EXTRACTED ENTRIES =
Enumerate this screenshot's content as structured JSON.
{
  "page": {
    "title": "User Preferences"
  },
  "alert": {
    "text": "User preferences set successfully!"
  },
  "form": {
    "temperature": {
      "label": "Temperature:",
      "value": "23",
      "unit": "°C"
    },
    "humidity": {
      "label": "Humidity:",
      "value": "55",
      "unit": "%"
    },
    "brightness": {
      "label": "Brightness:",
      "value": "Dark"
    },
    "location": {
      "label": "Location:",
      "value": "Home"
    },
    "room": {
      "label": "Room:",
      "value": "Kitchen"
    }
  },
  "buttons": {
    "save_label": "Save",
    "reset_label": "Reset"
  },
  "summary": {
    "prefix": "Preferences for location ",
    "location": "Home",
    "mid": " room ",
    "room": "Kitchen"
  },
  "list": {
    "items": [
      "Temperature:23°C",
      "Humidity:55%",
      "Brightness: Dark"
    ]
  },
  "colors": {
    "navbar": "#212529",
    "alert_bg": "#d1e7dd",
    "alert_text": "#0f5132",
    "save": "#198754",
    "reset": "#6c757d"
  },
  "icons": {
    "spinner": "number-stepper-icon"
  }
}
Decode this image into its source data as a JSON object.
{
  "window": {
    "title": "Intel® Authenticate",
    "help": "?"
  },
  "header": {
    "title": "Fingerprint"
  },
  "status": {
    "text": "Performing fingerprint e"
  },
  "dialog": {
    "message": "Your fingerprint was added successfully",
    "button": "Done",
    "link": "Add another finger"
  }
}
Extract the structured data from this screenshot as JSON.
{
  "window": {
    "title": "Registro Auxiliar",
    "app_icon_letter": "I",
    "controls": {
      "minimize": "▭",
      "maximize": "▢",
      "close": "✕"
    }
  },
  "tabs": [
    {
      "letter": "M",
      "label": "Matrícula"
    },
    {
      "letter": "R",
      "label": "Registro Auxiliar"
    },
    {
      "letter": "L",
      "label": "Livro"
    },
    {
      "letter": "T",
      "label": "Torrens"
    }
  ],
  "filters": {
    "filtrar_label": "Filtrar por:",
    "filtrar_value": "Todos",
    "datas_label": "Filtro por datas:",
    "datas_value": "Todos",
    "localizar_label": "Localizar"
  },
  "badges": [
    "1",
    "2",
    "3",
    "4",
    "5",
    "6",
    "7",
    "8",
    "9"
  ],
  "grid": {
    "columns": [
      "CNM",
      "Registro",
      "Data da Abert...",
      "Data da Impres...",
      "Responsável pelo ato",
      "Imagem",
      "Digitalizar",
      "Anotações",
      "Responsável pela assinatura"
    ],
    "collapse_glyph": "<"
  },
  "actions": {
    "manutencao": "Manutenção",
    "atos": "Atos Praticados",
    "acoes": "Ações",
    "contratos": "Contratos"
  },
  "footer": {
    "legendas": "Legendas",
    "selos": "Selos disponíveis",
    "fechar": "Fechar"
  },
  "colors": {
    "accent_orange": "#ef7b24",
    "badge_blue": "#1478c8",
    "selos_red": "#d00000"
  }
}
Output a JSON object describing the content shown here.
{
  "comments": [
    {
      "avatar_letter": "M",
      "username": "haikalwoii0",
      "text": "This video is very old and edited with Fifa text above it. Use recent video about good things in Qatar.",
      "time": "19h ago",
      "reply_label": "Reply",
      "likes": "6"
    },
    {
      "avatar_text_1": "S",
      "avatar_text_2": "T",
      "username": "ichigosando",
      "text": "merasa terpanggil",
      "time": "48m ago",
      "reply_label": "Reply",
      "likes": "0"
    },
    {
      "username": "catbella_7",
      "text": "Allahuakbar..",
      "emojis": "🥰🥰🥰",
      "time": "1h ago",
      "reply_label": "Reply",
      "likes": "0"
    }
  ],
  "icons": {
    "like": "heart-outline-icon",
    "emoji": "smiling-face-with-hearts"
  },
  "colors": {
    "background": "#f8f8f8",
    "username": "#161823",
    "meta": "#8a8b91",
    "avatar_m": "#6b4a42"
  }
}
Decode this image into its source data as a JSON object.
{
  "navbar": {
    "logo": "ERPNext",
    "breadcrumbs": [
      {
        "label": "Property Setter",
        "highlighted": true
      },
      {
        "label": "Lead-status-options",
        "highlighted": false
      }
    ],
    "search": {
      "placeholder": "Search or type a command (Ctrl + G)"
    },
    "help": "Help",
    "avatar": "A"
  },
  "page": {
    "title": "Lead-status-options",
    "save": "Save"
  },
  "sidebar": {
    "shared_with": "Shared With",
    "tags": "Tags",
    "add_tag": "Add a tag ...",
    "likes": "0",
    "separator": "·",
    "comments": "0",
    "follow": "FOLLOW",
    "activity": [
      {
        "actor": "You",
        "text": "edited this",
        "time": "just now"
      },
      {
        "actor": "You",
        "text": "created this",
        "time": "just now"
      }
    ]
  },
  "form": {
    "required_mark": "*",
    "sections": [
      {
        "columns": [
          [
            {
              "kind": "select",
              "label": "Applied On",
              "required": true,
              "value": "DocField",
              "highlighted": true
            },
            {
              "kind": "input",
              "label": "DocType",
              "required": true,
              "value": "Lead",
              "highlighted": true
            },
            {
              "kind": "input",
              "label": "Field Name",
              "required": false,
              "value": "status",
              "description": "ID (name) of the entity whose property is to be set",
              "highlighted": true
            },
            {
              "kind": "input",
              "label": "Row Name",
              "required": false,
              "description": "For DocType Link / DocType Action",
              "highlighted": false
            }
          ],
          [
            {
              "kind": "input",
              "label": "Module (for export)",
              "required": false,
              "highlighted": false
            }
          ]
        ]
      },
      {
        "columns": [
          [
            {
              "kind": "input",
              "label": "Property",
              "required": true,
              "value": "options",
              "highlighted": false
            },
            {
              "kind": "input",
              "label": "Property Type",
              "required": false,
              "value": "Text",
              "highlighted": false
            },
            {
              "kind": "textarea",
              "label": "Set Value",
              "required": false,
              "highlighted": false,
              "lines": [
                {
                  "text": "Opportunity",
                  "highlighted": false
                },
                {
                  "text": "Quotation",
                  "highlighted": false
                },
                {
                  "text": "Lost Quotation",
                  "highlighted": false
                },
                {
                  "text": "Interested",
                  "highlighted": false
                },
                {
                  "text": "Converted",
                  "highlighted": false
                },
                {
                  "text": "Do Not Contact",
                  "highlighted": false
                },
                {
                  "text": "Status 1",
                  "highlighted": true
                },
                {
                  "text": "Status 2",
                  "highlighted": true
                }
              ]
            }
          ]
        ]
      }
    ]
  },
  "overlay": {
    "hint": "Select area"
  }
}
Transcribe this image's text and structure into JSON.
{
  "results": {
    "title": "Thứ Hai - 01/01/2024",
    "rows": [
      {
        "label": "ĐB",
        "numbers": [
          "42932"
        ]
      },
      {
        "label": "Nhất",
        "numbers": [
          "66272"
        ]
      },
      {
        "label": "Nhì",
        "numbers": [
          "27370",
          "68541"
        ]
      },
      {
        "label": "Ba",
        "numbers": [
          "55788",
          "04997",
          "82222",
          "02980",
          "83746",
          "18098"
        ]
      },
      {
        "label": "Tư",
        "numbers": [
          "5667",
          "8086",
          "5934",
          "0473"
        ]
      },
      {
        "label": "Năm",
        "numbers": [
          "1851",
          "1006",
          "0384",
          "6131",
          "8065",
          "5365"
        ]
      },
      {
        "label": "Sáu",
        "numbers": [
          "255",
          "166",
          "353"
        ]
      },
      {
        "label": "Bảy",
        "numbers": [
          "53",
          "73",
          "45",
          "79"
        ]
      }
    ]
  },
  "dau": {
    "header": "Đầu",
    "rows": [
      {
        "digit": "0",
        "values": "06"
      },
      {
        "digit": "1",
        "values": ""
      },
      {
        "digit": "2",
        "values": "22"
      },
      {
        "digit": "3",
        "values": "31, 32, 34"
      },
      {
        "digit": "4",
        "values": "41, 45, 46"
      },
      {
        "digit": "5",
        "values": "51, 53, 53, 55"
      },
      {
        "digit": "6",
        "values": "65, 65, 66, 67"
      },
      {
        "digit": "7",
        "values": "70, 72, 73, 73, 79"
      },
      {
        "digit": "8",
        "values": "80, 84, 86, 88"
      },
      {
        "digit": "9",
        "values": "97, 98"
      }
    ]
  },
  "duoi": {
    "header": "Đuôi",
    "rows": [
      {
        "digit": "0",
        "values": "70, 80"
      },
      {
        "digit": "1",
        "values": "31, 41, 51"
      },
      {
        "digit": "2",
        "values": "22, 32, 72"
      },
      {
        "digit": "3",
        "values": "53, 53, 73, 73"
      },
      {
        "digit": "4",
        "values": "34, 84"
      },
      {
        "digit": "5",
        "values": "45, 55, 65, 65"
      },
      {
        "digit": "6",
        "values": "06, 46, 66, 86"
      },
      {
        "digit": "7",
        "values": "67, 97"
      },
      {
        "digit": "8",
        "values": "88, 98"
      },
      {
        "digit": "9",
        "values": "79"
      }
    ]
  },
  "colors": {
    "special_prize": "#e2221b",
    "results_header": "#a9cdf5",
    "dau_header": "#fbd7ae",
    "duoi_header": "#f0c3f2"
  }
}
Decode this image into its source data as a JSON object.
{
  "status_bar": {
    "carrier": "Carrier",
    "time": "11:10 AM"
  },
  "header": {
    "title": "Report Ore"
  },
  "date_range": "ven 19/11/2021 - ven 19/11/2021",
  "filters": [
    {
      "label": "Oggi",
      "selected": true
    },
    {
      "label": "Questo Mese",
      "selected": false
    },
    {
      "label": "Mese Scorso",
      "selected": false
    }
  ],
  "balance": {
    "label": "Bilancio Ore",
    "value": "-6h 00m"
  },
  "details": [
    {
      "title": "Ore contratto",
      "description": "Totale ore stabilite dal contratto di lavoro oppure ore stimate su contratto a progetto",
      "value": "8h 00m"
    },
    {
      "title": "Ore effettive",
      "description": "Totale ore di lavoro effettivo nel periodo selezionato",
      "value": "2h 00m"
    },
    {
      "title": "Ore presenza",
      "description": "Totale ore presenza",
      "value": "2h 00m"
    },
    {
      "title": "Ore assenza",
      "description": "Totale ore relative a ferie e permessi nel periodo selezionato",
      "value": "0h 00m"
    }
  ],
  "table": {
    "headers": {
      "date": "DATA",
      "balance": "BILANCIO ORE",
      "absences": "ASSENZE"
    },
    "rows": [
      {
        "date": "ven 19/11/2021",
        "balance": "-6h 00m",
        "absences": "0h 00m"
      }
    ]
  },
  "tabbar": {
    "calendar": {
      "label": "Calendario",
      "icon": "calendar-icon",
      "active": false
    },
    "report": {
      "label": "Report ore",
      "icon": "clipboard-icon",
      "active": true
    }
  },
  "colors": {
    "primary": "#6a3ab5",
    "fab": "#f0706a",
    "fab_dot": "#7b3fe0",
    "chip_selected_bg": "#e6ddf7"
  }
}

DO THIS = Give the count of lines in the records that contain "selezionato", and no other text.

ANSWER = 2